Exercise task:
Exactly as written, quote every line that follows, skipping the images.

Lines of data:
==*==

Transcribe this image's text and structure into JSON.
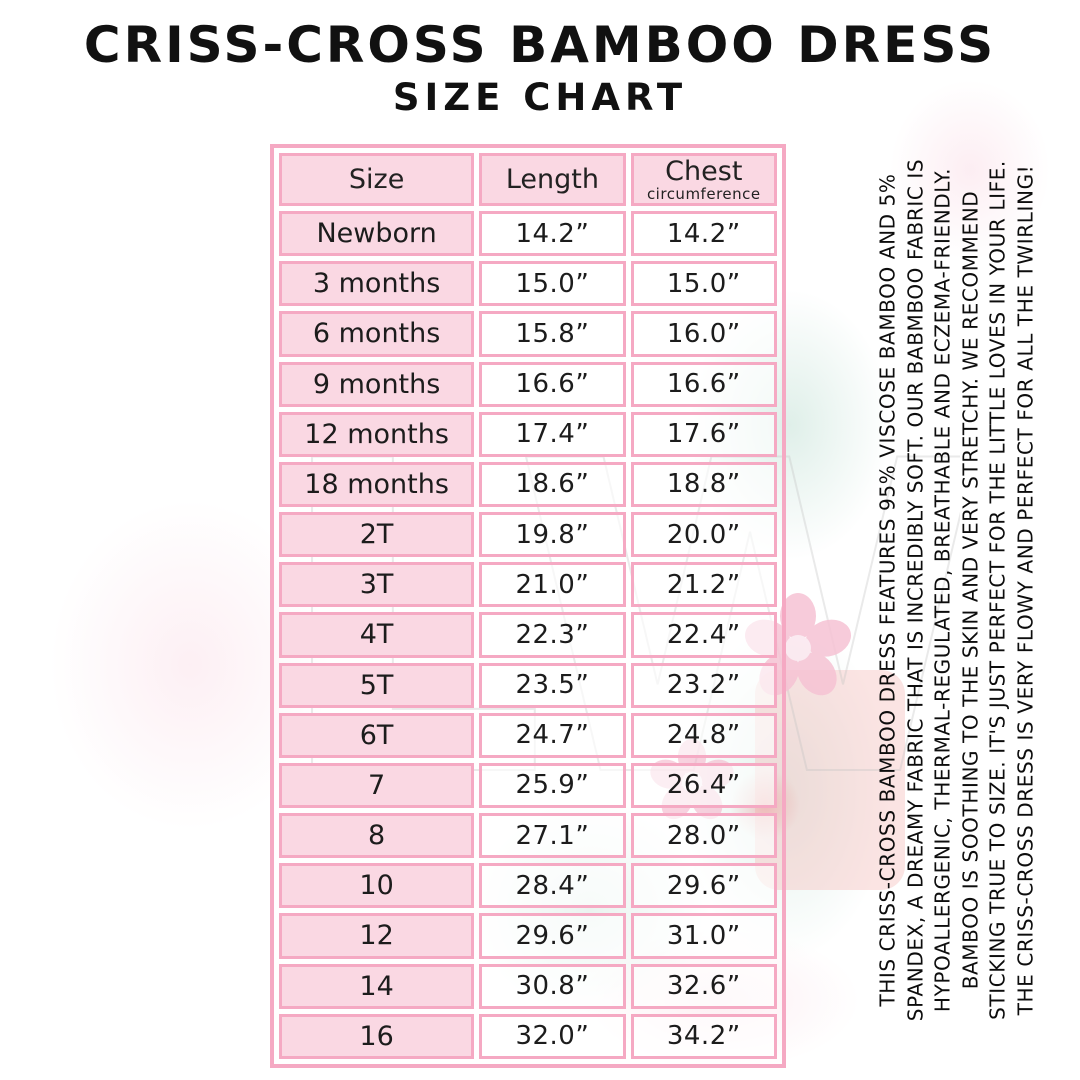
{
  "page": {
    "title": "CRISS-CROSS BAMBOO DRESS",
    "subtitle": "SIZE CHART"
  },
  "table": {
    "headers": {
      "size": "Size",
      "length": "Length",
      "chest": "Chest",
      "chest_sub": "circumference"
    },
    "rows": [
      {
        "size": "Newborn",
        "length": "14.2”",
        "chest": "14.2”"
      },
      {
        "size": "3 months",
        "length": "15.0”",
        "chest": "15.0”"
      },
      {
        "size": "6 months",
        "length": "15.8”",
        "chest": "16.0”"
      },
      {
        "size": "9 months",
        "length": "16.6”",
        "chest": "16.6”"
      },
      {
        "size": "12 months",
        "length": "17.4”",
        "chest": "17.6”"
      },
      {
        "size": "18 months",
        "length": "18.6”",
        "chest": "18.8”"
      },
      {
        "size": "2T",
        "length": "19.8”",
        "chest": "20.0”"
      },
      {
        "size": "3T",
        "length": "21.0”",
        "chest": "21.2”"
      },
      {
        "size": "4T",
        "length": "22.3”",
        "chest": "22.4”"
      },
      {
        "size": "5T",
        "length": "23.5”",
        "chest": "23.2”"
      },
      {
        "size": "6T",
        "length": "24.7”",
        "chest": "24.8”"
      },
      {
        "size": "7",
        "length": "25.9”",
        "chest": "26.4”"
      },
      {
        "size": "8",
        "length": "27.1”",
        "chest": "28.0”"
      },
      {
        "size": "10",
        "length": "28.4”",
        "chest": "29.6”"
      },
      {
        "size": "12",
        "length": "29.6”",
        "chest": "31.0”"
      },
      {
        "size": "14",
        "length": "30.8”",
        "chest": "32.6”"
      },
      {
        "size": "16",
        "length": "32.0”",
        "chest": "34.2”"
      }
    ]
  },
  "sidebar_text": {
    "lines": [
      "THIS CRISS-CROSS BAMBOO DRESS FEATURES 95% VISCOSE BAMBOO AND 5%",
      "SPANDEX, A DREAMY FABRIC THAT IS INCREDIBLY SOFT. OUR BABMBOO FABRIC IS",
      "HYPOALLERGENIC, THERMAL-REGULATED, BREATHABLE AND ECZEMA-FRIENDLY.",
      "BAMBOO IS SOOTHING TO THE SKIN AND VERY STRETCHY. WE RECOMMEND",
      "STICKING TRUE TO SIZE. IT'S JUST PERFECT FOR THE LITTLE LOVES IN YOUR LIFE.",
      "THE CRISS-CROSS DRESS IS VERY FLOWY AND PERFECT FOR ALL THE TWIRLING!"
    ]
  },
  "watermark": {
    "text": "LW"
  },
  "colors": {
    "border_pink": "#f5a9c3",
    "cell_pink": "#fad8e3",
    "flower_pink": "#f6c3d4",
    "flower_center": "#fbe7ef"
  }
}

==*==

Exercise response:
Transcribe this image's text and structure into JSON.
{
  "page": {
    "title": "CRISS-CROSS BAMBOO DRESS",
    "subtitle": "SIZE CHART"
  },
  "table": {
    "headers": {
      "size": "Size",
      "length": "Length",
      "chest": "Chest",
      "chest_sub": "circumference"
    },
    "rows": [
      {
        "size": "Newborn",
        "length": "14.2”",
        "chest": "14.2”"
      },
      {
        "size": "3 months",
        "length": "15.0”",
        "chest": "15.0”"
      },
      {
        "size": "6 months",
        "length": "15.8”",
        "chest": "16.0”"
      },
      {
        "size": "9 months",
        "length": "16.6”",
        "chest": "16.6”"
      },
      {
        "size": "12 months",
        "length": "17.4”",
        "chest": "17.6”"
      },
      {
        "size": "18 months",
        "length": "18.6”",
        "chest": "18.8”"
      },
      {
        "size": "2T",
        "length": "19.8”",
        "chest": "20.0”"
      },
      {
        "size": "3T",
        "length": "21.0”",
        "chest": "21.2”"
      },
      {
        "size": "4T",
        "length": "22.3”",
        "chest": "22.4”"
      },
      {
        "size": "5T",
        "length": "23.5”",
        "chest": "23.2”"
      },
      {
        "size": "6T",
        "length": "24.7”",
        "chest": "24.8”"
      },
      {
        "size": "7",
        "length": "25.9”",
        "chest": "26.4”"
      },
      {
        "size": "8",
        "length": "27.1”",
        "chest": "28.0”"
      },
      {
        "size": "10",
        "length": "28.4”",
        "chest": "29.6”"
      },
      {
        "size": "12",
        "length": "29.6”",
        "chest": "31.0”"
      },
      {
        "size": "14",
        "length": "30.8”",
        "chest": "32.6”"
      },
      {
        "size": "16",
        "length": "32.0”",
        "chest": "34.2”"
      }
    ]
  },
  "sidebar_text": {
    "lines": [
      "THIS CRISS-CROSS BAMBOO DRESS FEATURES 95% VISCOSE BAMBOO AND 5%",
      "SPANDEX, A DREAMY FABRIC THAT IS INCREDIBLY SOFT. OUR BABMBOO FABRIC IS",
      "HYPOALLERGENIC, THERMAL-REGULATED, BREATHABLE AND ECZEMA-FRIENDLY.",
      "BAMBOO IS SOOTHING TO THE SKIN AND VERY STRETCHY. WE RECOMMEND",
      "STICKING TRUE TO SIZE. IT'S JUST PERFECT FOR THE LITTLE LOVES IN YOUR LIFE.",
      "THE CRISS-CROSS DRESS IS VERY FLOWY AND PERFECT FOR ALL THE TWIRLING!"
    ]
  },
  "watermark": {
    "text": "LW"
  },
  "colors": {
    "border_pink": "#f5a9c3",
    "cell_pink": "#fad8e3",
    "flower_pink": "#f6c3d4",
    "flower_center": "#fbe7ef"
  }
}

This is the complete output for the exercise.